— START Records for the exercise —

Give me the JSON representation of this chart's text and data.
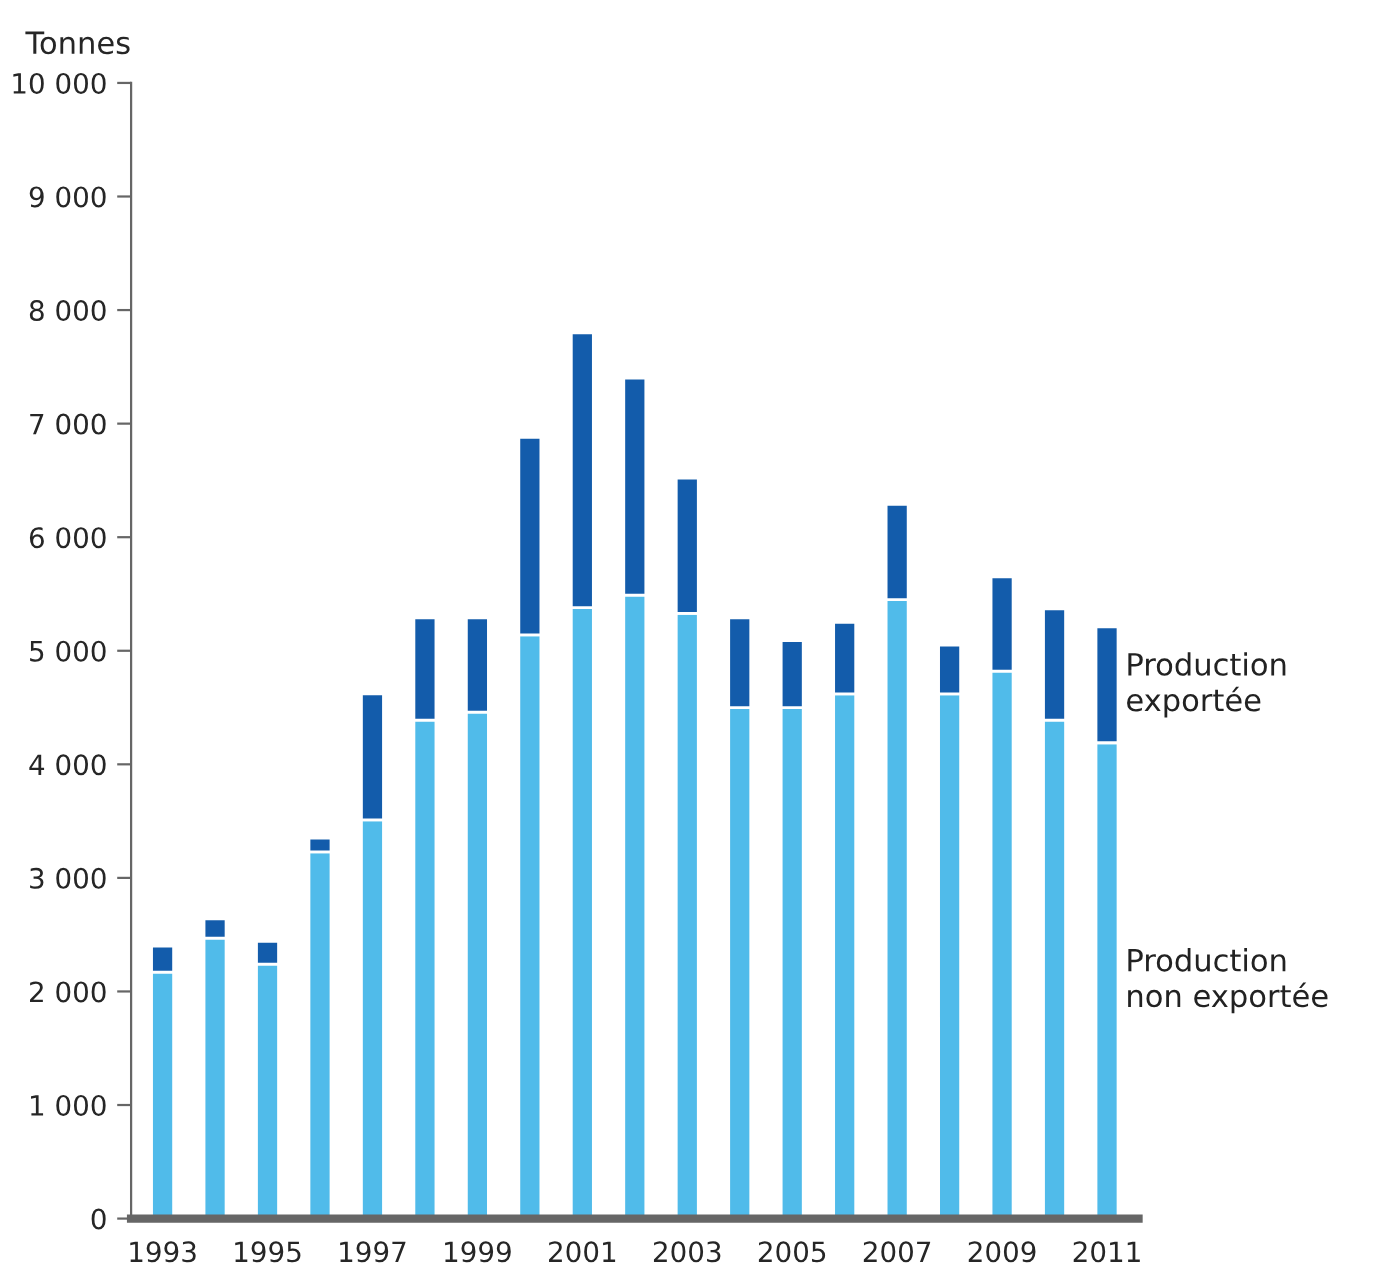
{
  "chart_data": {
    "type": "bar",
    "ylabel": "Tonnes",
    "stacked": true,
    "legend": false,
    "grid": false,
    "categories": [
      "1993",
      null,
      "1995",
      null,
      "1997",
      null,
      "1999",
      null,
      "2001",
      null,
      "2003",
      null,
      "2005",
      null,
      "2007",
      null,
      "2009",
      null,
      "2011"
    ],
    "series": [
      {
        "name": "Production\nnon exportée",
        "color": "#50bbea",
        "values": [
          2170,
          2470,
          2240,
          3230,
          3510,
          4390,
          4460,
          5140,
          5380,
          5490,
          5330,
          4500,
          4500,
          4620,
          5450,
          4620,
          4820,
          4390,
          4190
        ]
      },
      {
        "name": "Production\nexportée",
        "color": "#135cab",
        "values": [
          230,
          170,
          200,
          120,
          1110,
          900,
          830,
          1740,
          2420,
          1910,
          1190,
          790,
          590,
          630,
          840,
          430,
          830,
          980,
          1020
        ]
      }
    ],
    "ylim": [
      0,
      10000
    ],
    "yticks": [
      0,
      {
        "value": 1000,
        "label": "1 000"
      },
      {
        "value": 2000,
        "label": "2 000"
      },
      {
        "value": 3000,
        "label": "3 000"
      },
      {
        "value": 4000,
        "label": "4 000"
      },
      {
        "value": 5000,
        "label": "5 000"
      },
      {
        "value": 6000,
        "label": "6 000"
      },
      {
        "value": 7000,
        "label": "7 000"
      },
      {
        "value": 8000,
        "label": "8 000"
      },
      {
        "value": 9000,
        "label": "9 000"
      },
      {
        "value": 10000,
        "label": "10 000"
      }
    ]
  }
}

— END Records for the exercise —

__Required work__
The entries above are to be returned exactly, without their pictures.

__Result__
Give me the JSON representation of this chart's text and data.
{
  "chart_data": {
    "type": "bar",
    "ylabel": "Tonnes",
    "stacked": true,
    "legend": false,
    "grid": false,
    "categories": [
      "1993",
      null,
      "1995",
      null,
      "1997",
      null,
      "1999",
      null,
      "2001",
      null,
      "2003",
      null,
      "2005",
      null,
      "2007",
      null,
      "2009",
      null,
      "2011"
    ],
    "series": [
      {
        "name": "Production\nnon exportée",
        "color": "#50bbea",
        "values": [
          2170,
          2470,
          2240,
          3230,
          3510,
          4390,
          4460,
          5140,
          5380,
          5490,
          5330,
          4500,
          4500,
          4620,
          5450,
          4620,
          4820,
          4390,
          4190
        ]
      },
      {
        "name": "Production\nexportée",
        "color": "#135cab",
        "values": [
          230,
          170,
          200,
          120,
          1110,
          900,
          830,
          1740,
          2420,
          1910,
          1190,
          790,
          590,
          630,
          840,
          430,
          830,
          980,
          1020
        ]
      }
    ],
    "ylim": [
      0,
      10000
    ],
    "yticks": [
      0,
      {
        "value": 1000,
        "label": "1 000"
      },
      {
        "value": 2000,
        "label": "2 000"
      },
      {
        "value": 3000,
        "label": "3 000"
      },
      {
        "value": 4000,
        "label": "4 000"
      },
      {
        "value": 5000,
        "label": "5 000"
      },
      {
        "value": 6000,
        "label": "6 000"
      },
      {
        "value": 7000,
        "label": "7 000"
      },
      {
        "value": 8000,
        "label": "8 000"
      },
      {
        "value": 9000,
        "label": "9 000"
      },
      {
        "value": 10000,
        "label": "10 000"
      }
    ]
  }
}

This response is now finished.